Data items:
## start
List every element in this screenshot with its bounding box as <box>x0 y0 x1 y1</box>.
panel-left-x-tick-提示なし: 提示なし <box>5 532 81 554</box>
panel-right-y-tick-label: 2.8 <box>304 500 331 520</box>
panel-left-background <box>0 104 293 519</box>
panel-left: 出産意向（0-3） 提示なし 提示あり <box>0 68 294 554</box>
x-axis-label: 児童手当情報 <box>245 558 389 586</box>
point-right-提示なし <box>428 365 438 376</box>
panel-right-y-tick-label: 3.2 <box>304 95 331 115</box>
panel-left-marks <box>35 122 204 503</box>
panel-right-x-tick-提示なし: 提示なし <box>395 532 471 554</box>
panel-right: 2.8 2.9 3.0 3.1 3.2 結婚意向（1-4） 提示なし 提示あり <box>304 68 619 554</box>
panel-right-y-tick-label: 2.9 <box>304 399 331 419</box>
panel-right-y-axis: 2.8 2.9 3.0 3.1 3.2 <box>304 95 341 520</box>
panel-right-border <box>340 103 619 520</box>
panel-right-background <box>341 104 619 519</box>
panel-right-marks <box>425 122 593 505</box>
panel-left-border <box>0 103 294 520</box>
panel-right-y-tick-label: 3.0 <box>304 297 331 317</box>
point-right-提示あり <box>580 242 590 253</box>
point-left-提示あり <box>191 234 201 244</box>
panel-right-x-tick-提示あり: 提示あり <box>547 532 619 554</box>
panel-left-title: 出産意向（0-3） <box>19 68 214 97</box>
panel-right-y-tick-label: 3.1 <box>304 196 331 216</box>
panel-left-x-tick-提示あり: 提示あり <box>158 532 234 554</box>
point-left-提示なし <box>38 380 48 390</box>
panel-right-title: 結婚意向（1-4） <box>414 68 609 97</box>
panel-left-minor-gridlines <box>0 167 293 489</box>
## end
* **REQUIREMENTS**
Transcribe the part of the records that opens at the start and closes with the line containing "panel-right-x-tick-提示なし: 提示なし <box>395", keeping every line unchanged.

* **RESPONSE TO THIS EXERCISE**
List every element in this screenshot with its bounding box as <box>x0 y0 x1 y1</box>.
panel-left-x-tick-提示なし: 提示なし <box>5 532 81 554</box>
panel-right-y-tick-label: 2.8 <box>304 500 331 520</box>
panel-left-background <box>0 104 293 519</box>
panel-left: 出産意向（0-3） 提示なし 提示あり <box>0 68 294 554</box>
x-axis-label: 児童手当情報 <box>245 558 389 586</box>
point-right-提示なし <box>428 365 438 376</box>
panel-right-y-tick-label: 3.2 <box>304 95 331 115</box>
panel-left-marks <box>35 122 204 503</box>
panel-right-x-tick-提示なし: 提示なし <box>395 532 471 554</box>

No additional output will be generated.